- [Stored entries]:
§ §
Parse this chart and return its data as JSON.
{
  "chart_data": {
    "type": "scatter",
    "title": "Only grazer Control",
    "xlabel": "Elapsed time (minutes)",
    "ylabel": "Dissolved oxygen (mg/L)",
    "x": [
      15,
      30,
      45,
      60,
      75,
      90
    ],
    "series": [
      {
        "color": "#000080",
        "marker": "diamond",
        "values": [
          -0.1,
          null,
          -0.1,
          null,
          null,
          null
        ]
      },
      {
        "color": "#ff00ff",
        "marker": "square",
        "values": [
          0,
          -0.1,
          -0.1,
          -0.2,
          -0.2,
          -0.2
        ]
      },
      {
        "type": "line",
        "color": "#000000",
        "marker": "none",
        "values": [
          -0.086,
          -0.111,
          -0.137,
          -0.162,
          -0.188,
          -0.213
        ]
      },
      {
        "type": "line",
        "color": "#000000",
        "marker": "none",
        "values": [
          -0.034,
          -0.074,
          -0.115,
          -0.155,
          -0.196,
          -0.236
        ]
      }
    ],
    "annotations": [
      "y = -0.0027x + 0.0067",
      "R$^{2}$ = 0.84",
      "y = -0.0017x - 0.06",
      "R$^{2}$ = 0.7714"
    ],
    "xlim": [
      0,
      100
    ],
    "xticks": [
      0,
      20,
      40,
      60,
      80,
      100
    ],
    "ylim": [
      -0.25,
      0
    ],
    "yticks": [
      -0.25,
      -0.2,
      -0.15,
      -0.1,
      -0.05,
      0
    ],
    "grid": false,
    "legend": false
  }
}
§ §
- [Brief]:
Extract the full listing above without altering anything.

- [Task output]:
Parse this chart and return its data as JSON.
{
  "chart_data": {
    "type": "scatter",
    "title": "Only grazer Control",
    "xlabel": "Elapsed time (minutes)",
    "ylabel": "Dissolved oxygen (mg/L)",
    "x": [
      15,
      30,
      45,
      60,
      75,
      90
    ],
    "series": [
      {
        "color": "#000080",
        "marker": "diamond",
        "values": [
          -0.1,
          null,
          -0.1,
          null,
          null,
          null
        ]
      },
      {
        "color": "#ff00ff",
        "marker": "square",
        "values": [
          0,
          -0.1,
          -0.1,
          -0.2,
          -0.2,
          -0.2
        ]
      },
      {
        "type": "line",
        "color": "#000000",
        "marker": "none",
        "values": [
          -0.086,
          -0.111,
          -0.137,
          -0.162,
          -0.188,
          -0.213
        ]
      },
      {
        "type": "line",
        "color": "#000000",
        "marker": "none",
        "values": [
          -0.034,
          -0.074,
          -0.115,
          -0.155,
          -0.196,
          -0.236
        ]
      }
    ],
    "annotations": [
      "y = -0.0027x + 0.0067",
      "R$^{2}$ = 0.84",
      "y = -0.0017x - 0.06",
      "R$^{2}$ = 0.7714"
    ],
    "xlim": [
      0,
      100
    ],
    "xticks": [
      0,
      20,
      40,
      60,
      80,
      100
    ],
    "ylim": [
      -0.25,
      0
    ],
    "yticks": [
      -0.25,
      -0.2,
      -0.15,
      -0.1,
      -0.05,
      0
    ],
    "grid": false,
    "legend": false
  }
}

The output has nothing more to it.